#### [GIVEN TEXT]
• • • • • • •
They were back in the line, near Demouville, before the end of the month, harassed in daytime by artillery fire and at night by mosquitoes and bombs from aircraft.
And according to some of the men the mosquitoes were the worst! Large quantities of mosquito cream were used and there had to be a determined attack on thick undergrowth to destroy the pests.
Towards the middle of August there was arranged a programme of raids to cover the whole Divisional front, with the intention once more of attracting enemy attention. (The role of holding out hands for caning came along almost too often!) This time the idea was to distract from the operations being launched by the Canadians and the 51st (H) Division towards Falaise.
Assault on “Snig Hill”
When Chicheboville was being captured on August 9th, Major Nicholson's jeep was blown up and he was wounded.
On August 20th the Battalion was ordered to try to capture Butte du Haut Parc—known to the Sheffield men as Snig Hill which dominated the whole position.
• • • • • • •
#### [DATA EXTRACT]
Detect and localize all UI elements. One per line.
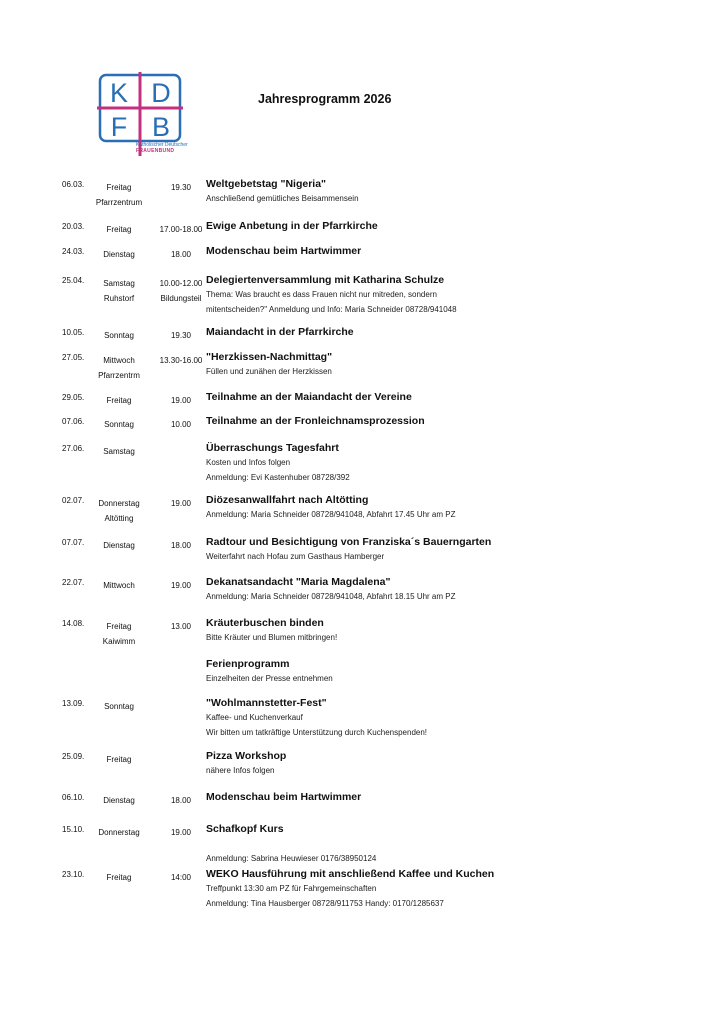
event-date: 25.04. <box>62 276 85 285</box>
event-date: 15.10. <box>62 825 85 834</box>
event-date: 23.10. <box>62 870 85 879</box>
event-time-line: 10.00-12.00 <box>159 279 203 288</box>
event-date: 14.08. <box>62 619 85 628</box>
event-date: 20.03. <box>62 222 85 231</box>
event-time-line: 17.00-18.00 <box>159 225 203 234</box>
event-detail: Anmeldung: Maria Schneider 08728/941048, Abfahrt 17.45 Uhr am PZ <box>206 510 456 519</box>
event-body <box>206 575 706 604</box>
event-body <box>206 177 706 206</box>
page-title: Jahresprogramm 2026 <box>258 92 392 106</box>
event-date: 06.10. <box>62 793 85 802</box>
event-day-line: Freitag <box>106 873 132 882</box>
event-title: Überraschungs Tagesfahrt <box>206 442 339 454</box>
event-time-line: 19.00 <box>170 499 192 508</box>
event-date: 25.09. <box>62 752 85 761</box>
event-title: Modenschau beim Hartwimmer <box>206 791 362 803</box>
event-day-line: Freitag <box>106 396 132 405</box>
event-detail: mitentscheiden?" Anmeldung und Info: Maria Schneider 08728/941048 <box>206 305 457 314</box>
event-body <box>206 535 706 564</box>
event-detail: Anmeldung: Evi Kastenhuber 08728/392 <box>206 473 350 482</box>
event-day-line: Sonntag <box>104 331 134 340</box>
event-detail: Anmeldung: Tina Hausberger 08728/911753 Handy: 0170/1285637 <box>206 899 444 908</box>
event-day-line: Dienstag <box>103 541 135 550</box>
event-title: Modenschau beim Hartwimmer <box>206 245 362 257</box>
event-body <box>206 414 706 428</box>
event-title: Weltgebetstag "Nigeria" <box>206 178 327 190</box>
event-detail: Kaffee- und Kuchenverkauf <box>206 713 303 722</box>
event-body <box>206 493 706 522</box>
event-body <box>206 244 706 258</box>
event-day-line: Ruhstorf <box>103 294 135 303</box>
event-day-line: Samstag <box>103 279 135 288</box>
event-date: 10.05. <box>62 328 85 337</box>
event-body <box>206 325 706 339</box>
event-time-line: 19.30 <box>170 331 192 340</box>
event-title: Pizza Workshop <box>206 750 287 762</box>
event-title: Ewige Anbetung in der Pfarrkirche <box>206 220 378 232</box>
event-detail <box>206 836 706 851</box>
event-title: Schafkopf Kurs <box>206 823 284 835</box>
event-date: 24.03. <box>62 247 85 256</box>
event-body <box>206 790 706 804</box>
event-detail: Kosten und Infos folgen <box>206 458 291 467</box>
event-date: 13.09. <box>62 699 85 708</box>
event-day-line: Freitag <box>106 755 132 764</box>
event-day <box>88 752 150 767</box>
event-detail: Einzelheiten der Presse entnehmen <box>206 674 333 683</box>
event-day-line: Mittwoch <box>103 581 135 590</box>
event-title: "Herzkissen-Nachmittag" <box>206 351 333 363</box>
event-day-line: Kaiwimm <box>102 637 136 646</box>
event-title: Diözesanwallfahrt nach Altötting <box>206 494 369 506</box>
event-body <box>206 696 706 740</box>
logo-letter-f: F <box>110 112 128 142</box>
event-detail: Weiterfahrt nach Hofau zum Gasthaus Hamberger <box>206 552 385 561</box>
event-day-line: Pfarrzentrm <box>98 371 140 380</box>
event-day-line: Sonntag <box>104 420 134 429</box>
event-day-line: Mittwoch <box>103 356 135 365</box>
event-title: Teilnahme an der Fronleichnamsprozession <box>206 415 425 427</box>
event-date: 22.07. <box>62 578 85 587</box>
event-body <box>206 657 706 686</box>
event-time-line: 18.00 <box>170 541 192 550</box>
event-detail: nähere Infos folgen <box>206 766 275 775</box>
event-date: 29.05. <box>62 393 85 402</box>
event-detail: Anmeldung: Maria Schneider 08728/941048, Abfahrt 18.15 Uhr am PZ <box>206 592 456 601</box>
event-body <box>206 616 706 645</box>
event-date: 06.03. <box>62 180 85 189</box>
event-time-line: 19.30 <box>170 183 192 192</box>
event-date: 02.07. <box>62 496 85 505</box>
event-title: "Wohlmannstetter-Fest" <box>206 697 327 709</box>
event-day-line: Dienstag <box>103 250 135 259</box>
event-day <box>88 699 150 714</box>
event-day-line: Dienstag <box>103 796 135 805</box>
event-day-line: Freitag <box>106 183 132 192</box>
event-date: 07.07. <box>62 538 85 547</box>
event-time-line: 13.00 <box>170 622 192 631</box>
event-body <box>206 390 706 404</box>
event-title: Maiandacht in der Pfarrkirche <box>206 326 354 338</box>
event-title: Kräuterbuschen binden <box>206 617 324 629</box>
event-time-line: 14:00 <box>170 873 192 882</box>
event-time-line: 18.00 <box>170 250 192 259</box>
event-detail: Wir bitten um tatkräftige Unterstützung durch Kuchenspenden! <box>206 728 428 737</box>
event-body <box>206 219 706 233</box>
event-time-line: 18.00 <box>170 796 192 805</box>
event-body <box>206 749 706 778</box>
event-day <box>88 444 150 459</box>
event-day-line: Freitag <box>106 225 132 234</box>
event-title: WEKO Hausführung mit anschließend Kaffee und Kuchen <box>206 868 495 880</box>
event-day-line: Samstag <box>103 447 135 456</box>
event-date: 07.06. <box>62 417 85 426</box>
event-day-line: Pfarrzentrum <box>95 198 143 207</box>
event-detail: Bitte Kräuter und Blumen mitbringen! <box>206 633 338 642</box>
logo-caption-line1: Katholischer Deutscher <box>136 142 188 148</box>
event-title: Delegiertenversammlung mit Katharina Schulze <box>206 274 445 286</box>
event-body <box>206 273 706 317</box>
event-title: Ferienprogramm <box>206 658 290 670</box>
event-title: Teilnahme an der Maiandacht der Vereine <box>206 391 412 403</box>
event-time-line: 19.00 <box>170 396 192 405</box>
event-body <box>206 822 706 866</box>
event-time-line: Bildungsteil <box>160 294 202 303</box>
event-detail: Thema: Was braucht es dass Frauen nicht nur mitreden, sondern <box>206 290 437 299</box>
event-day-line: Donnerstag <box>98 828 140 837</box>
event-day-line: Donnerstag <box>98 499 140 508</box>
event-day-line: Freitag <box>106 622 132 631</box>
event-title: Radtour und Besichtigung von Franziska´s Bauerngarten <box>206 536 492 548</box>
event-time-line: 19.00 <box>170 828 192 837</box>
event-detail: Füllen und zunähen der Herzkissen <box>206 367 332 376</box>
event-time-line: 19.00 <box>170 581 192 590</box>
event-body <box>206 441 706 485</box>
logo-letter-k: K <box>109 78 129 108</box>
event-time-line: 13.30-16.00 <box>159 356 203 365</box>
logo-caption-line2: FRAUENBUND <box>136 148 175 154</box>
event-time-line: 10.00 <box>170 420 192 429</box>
• • • • • • •
#### [THE TASKS]
[1] List the things that, according to the Snig Hill passage, harassed the men while they were back in the line near Demouville.
[2] Revise the Snig Hill passage: begin at the words "When Chicheboville was" and stop after "the whole position.". In that stretch, put "carrier" where it says "jeep".

#### [OUTPUTS IN ORDER]
[1] artillery fire (in daytime), mosquitoes (at night), bombs from aircraft (at night)

[2]
When Chicheboville was being captured on August 9th, Major Nicholson's carrier was blown up and he was wounded.
On August 20th the Battalion was ordered to try to capture Butte du Haut Parc—known to the Sheffield men as Snig Hill which dominated the whole position.